### Task data
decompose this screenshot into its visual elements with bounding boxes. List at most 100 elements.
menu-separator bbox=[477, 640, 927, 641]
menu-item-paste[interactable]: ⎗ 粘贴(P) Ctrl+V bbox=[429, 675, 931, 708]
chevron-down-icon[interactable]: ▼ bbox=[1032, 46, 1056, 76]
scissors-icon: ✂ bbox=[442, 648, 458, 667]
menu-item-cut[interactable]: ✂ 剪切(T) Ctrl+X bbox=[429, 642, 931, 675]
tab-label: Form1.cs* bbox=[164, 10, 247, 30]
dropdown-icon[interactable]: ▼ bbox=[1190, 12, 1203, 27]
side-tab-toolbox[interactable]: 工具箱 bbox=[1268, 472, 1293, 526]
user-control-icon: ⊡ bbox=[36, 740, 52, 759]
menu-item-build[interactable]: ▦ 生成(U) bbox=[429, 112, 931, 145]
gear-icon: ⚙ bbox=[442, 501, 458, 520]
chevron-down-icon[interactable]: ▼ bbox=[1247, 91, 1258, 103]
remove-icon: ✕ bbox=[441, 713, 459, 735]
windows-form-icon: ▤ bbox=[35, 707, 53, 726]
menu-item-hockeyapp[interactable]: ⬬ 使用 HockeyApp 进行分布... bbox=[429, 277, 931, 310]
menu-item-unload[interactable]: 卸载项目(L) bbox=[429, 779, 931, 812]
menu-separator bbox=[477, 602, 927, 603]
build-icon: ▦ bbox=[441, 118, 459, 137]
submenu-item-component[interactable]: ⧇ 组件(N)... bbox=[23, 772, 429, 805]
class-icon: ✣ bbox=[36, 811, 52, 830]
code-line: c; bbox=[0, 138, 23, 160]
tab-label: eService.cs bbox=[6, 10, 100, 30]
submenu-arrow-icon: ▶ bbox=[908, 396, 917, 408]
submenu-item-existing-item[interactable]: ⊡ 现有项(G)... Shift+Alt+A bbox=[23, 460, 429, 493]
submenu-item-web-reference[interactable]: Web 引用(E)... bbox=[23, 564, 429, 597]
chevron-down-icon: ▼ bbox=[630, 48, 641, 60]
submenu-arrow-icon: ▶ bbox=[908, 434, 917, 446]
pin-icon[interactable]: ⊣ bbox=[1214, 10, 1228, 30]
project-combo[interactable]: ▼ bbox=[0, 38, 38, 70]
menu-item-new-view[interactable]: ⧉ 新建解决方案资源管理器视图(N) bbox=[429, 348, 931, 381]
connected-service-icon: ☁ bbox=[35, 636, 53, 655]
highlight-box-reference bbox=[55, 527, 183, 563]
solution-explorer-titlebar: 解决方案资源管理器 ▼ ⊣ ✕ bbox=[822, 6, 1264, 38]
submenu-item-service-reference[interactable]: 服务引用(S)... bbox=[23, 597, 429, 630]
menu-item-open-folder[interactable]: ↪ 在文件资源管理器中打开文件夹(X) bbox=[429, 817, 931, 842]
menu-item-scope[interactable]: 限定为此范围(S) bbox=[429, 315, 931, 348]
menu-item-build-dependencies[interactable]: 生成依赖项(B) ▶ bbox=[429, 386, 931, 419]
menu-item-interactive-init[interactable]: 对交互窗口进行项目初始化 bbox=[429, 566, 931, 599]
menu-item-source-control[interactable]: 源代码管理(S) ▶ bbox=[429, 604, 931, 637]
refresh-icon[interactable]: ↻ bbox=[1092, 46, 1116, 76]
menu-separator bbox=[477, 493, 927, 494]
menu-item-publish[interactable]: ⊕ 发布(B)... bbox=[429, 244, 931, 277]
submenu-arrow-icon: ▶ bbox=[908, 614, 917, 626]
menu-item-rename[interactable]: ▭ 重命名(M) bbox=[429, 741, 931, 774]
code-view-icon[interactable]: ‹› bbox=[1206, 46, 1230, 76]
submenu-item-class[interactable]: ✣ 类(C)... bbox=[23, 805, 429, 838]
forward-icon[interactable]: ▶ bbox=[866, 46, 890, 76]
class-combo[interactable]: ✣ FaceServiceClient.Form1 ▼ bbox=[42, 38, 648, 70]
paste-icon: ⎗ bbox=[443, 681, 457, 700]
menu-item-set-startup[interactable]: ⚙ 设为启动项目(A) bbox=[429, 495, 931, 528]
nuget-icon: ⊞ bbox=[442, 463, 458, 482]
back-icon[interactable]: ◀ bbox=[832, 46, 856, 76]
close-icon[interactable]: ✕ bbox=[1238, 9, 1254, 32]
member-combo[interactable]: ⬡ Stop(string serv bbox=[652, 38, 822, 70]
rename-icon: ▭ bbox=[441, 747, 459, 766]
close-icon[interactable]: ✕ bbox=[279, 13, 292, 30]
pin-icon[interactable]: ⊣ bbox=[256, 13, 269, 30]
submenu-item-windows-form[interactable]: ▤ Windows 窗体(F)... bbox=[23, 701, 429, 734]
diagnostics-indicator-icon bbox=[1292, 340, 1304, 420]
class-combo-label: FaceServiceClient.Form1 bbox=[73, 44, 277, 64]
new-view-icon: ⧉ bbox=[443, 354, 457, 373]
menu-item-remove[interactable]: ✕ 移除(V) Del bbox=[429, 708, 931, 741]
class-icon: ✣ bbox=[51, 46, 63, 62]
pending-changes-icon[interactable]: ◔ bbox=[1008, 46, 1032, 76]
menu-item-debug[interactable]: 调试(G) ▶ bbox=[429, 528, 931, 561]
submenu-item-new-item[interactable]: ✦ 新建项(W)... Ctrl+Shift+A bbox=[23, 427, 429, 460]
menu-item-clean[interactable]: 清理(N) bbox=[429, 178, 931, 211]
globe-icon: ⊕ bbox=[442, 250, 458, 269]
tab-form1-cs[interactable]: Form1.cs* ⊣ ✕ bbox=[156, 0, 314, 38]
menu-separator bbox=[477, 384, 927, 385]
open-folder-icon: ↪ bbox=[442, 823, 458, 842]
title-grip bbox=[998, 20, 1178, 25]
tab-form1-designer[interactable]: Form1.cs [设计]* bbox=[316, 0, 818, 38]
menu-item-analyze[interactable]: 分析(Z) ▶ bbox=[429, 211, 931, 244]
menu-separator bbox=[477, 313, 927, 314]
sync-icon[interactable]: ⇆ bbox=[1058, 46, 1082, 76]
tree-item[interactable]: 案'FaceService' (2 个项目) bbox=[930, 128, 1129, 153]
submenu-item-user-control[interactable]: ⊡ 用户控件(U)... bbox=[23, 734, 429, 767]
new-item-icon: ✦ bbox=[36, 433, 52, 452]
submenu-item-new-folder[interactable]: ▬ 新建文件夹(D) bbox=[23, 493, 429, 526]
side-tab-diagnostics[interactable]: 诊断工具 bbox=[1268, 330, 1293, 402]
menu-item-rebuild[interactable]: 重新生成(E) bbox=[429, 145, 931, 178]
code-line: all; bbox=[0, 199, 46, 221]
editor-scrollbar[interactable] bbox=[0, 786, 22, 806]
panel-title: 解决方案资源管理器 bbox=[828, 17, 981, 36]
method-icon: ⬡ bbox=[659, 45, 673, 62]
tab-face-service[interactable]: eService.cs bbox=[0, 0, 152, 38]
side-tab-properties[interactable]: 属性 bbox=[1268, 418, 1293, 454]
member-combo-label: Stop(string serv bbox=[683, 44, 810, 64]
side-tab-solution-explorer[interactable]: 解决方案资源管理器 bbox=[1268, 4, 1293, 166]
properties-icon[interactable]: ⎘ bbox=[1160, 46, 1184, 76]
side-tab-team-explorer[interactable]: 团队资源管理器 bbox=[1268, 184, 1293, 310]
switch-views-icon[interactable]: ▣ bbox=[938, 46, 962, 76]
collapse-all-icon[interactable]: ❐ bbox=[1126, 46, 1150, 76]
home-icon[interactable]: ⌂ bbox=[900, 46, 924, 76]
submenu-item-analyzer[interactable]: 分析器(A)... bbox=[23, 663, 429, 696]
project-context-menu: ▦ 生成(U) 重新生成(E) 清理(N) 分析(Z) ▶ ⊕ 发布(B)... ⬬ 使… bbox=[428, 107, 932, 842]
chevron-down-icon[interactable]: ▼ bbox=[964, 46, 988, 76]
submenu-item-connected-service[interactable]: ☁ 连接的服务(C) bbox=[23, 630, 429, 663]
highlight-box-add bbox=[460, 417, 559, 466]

### What the exercise asks
Starting at the first line of the records, reproduce every line verbatim, and stop after the line containing "menu-item-open-folder[interactable]: ↪ 在文件资源管理器中打开文件夹(X)".

### The solution
decompose this screenshot into its visual elements with bounding boxes. List at most 100 elements.
menu-separator bbox=[477, 640, 927, 641]
menu-item-paste[interactable]: ⎗ 粘贴(P) Ctrl+V bbox=[429, 675, 931, 708]
chevron-down-icon[interactable]: ▼ bbox=[1032, 46, 1056, 76]
scissors-icon: ✂ bbox=[442, 648, 458, 667]
menu-item-cut[interactable]: ✂ 剪切(T) Ctrl+X bbox=[429, 642, 931, 675]
tab-label: Form1.cs* bbox=[164, 10, 247, 30]
dropdown-icon[interactable]: ▼ bbox=[1190, 12, 1203, 27]
side-tab-toolbox[interactable]: 工具箱 bbox=[1268, 472, 1293, 526]
user-control-icon: ⊡ bbox=[36, 740, 52, 759]
menu-item-build[interactable]: ▦ 生成(U) bbox=[429, 112, 931, 145]
gear-icon: ⚙ bbox=[442, 501, 458, 520]
chevron-down-icon[interactable]: ▼ bbox=[1247, 91, 1258, 103]
remove-icon: ✕ bbox=[441, 713, 459, 735]
windows-form-icon: ▤ bbox=[35, 707, 53, 726]
menu-item-hockeyapp[interactable]: ⬬ 使用 HockeyApp 进行分布... bbox=[429, 277, 931, 310]
menu-item-unload[interactable]: 卸载项目(L) bbox=[429, 779, 931, 812]
menu-separator bbox=[477, 602, 927, 603]
build-icon: ▦ bbox=[441, 118, 459, 137]
submenu-item-component[interactable]: ⧇ 组件(N)... bbox=[23, 772, 429, 805]
class-icon: ✣ bbox=[36, 811, 52, 830]
code-line: c; bbox=[0, 138, 23, 160]
tab-label: eService.cs bbox=[6, 10, 100, 30]
submenu-arrow-icon: ▶ bbox=[908, 396, 917, 408]
submenu-item-existing-item[interactable]: ⊡ 现有项(G)... Shift+Alt+A bbox=[23, 460, 429, 493]
submenu-item-web-reference[interactable]: Web 引用(E)... bbox=[23, 564, 429, 597]
chevron-down-icon: ▼ bbox=[630, 48, 641, 60]
submenu-arrow-icon: ▶ bbox=[908, 434, 917, 446]
pin-icon[interactable]: ⊣ bbox=[1214, 10, 1228, 30]
project-combo[interactable]: ▼ bbox=[0, 38, 38, 70]
menu-item-new-view[interactable]: ⧉ 新建解决方案资源管理器视图(N) bbox=[429, 348, 931, 381]
connected-service-icon: ☁ bbox=[35, 636, 53, 655]
highlight-box-reference bbox=[55, 527, 183, 563]
solution-explorer-titlebar: 解决方案资源管理器 ▼ ⊣ ✕ bbox=[822, 6, 1264, 38]
submenu-item-service-reference[interactable]: 服务引用(S)... bbox=[23, 597, 429, 630]
menu-item-open-folder[interactable]: ↪ 在文件资源管理器中打开文件夹(X) bbox=[429, 817, 931, 842]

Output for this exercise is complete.